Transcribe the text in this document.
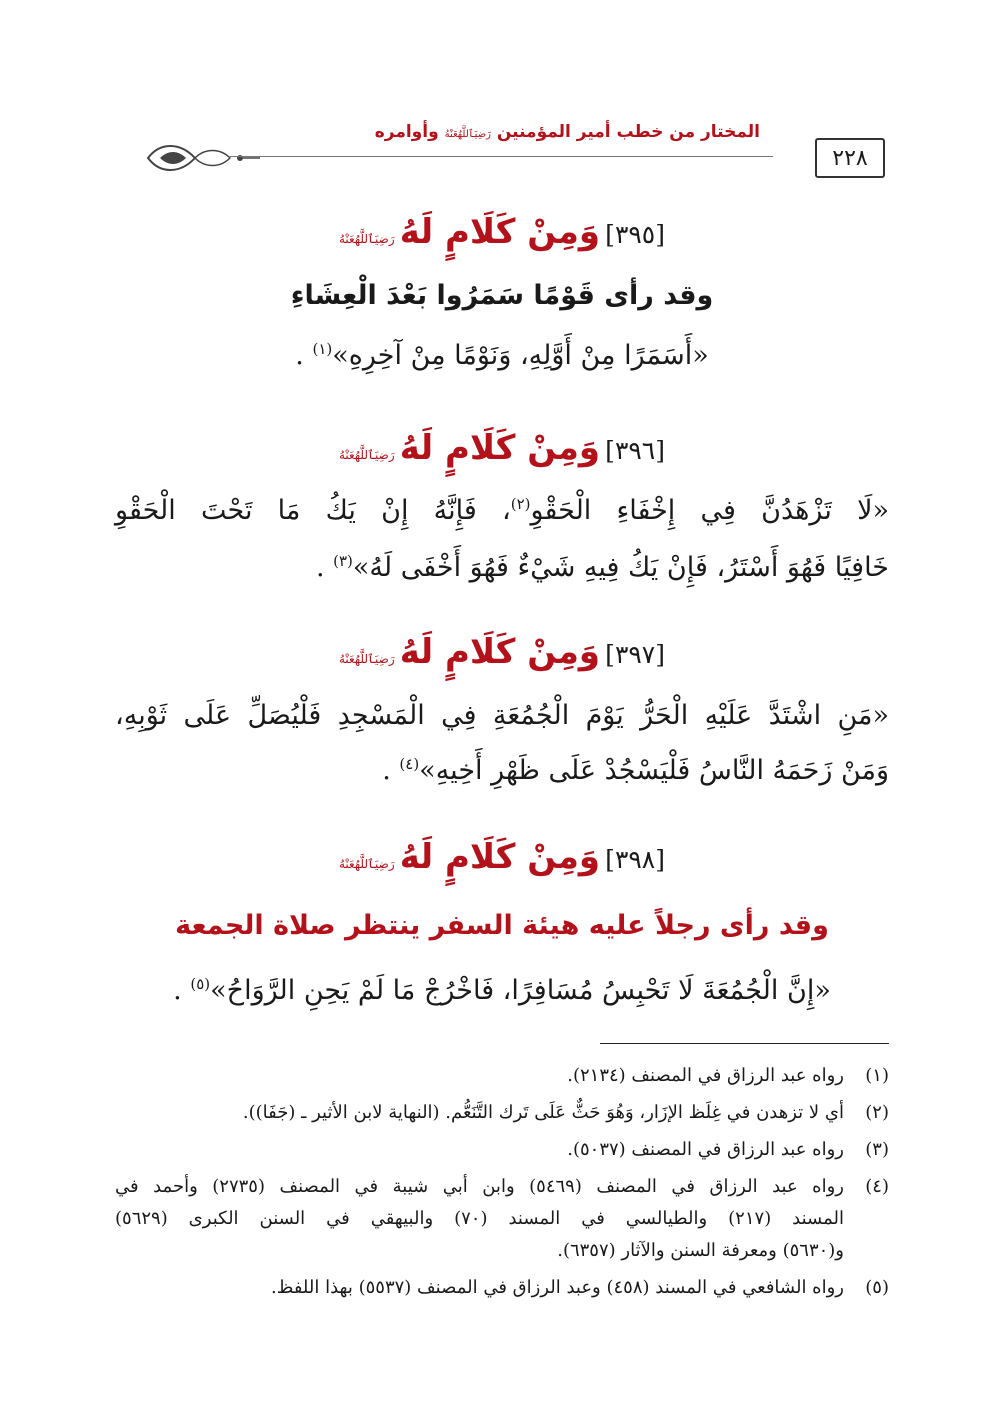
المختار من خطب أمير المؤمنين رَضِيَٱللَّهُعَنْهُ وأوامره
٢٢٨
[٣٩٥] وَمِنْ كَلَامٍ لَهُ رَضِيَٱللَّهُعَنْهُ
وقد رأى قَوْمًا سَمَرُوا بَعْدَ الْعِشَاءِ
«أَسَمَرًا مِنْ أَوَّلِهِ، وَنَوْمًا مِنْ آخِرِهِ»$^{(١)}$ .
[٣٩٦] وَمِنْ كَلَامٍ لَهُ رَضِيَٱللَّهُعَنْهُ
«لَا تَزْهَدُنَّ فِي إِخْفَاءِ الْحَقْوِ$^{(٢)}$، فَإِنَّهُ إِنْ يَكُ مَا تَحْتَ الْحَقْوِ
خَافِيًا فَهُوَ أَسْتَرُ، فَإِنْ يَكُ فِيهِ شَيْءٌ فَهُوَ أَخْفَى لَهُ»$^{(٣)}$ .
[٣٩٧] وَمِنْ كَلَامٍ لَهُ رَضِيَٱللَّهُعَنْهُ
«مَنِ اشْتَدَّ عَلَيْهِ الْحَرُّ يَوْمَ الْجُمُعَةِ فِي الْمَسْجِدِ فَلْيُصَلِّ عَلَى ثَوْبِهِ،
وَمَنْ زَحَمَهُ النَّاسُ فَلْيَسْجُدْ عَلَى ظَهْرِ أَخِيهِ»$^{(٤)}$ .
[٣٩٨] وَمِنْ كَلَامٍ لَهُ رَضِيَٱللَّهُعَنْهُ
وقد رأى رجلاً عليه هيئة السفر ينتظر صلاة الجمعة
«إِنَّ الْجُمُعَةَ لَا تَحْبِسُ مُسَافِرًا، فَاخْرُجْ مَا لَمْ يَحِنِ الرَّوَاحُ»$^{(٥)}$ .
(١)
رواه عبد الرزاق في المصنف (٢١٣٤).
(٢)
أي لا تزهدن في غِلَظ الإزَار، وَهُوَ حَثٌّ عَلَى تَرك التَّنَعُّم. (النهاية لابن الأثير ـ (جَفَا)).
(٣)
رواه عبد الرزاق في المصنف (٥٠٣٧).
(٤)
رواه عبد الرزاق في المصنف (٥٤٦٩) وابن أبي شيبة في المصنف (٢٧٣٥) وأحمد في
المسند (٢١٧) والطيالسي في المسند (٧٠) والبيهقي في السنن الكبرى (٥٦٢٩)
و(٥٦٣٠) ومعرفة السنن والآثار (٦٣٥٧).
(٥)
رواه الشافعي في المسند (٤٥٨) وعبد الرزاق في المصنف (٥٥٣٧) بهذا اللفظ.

:: Directions ::
Print out the lines exactly, skipping any picture.

:: Expected answer ::
Transcribe the text in this document.
المختار من خطب أمير المؤمنين رَضِيَٱللَّهُعَنْهُ وأوامره
٢٢٨
[٣٩٥] وَمِنْ كَلَامٍ لَهُ رَضِيَٱللَّهُعَنْهُ
وقد رأى قَوْمًا سَمَرُوا بَعْدَ الْعِشَاءِ
«أَسَمَرًا مِنْ أَوَّلِهِ، وَنَوْمًا مِنْ آخِرِهِ»$^{(١)}$ .
[٣٩٦] وَمِنْ كَلَامٍ لَهُ رَضِيَٱللَّهُعَنْهُ
«لَا تَزْهَدُنَّ فِي إِخْفَاءِ الْحَقْوِ$^{(٢)}$، فَإِنَّهُ إِنْ يَكُ مَا تَحْتَ الْحَقْوِ
خَافِيًا فَهُوَ أَسْتَرُ، فَإِنْ يَكُ فِيهِ شَيْءٌ فَهُوَ أَخْفَى لَهُ»$^{(٣)}$ .
[٣٩٧] وَمِنْ كَلَامٍ لَهُ رَضِيَٱللَّهُعَنْهُ
«مَنِ اشْتَدَّ عَلَيْهِ الْحَرُّ يَوْمَ الْجُمُعَةِ فِي الْمَسْجِدِ فَلْيُصَلِّ عَلَى ثَوْبِهِ،
وَمَنْ زَحَمَهُ النَّاسُ فَلْيَسْجُدْ عَلَى ظَهْرِ أَخِيهِ»$^{(٤)}$ .
[٣٩٨] وَمِنْ كَلَامٍ لَهُ رَضِيَٱللَّهُعَنْهُ
وقد رأى رجلاً عليه هيئة السفر ينتظر صلاة الجمعة
«إِنَّ الْجُمُعَةَ لَا تَحْبِسُ مُسَافِرًا، فَاخْرُجْ مَا لَمْ يَحِنِ الرَّوَاحُ»$^{(٥)}$ .
(١)
رواه عبد الرزاق في المصنف (٢١٣٤).
(٢)
أي لا تزهدن في غِلَظ الإزَار، وَهُوَ حَثٌّ عَلَى تَرك التَّنَعُّم. (النهاية لابن الأثير ـ (جَفَا)).
(٣)
رواه عبد الرزاق في المصنف (٥٠٣٧).
(٤)
رواه عبد الرزاق في المصنف (٥٤٦٩) وابن أبي شيبة في المصنف (٢٧٣٥) وأحمد في
المسند (٢١٧) والطيالسي في المسند (٧٠) والبيهقي في السنن الكبرى (٥٦٢٩)
و(٥٦٣٠) ومعرفة السنن والآثار (٦٣٥٧).
(٥)
رواه الشافعي في المسند (٤٥٨) وعبد الرزاق في المصنف (٥٥٣٧) بهذا اللفظ.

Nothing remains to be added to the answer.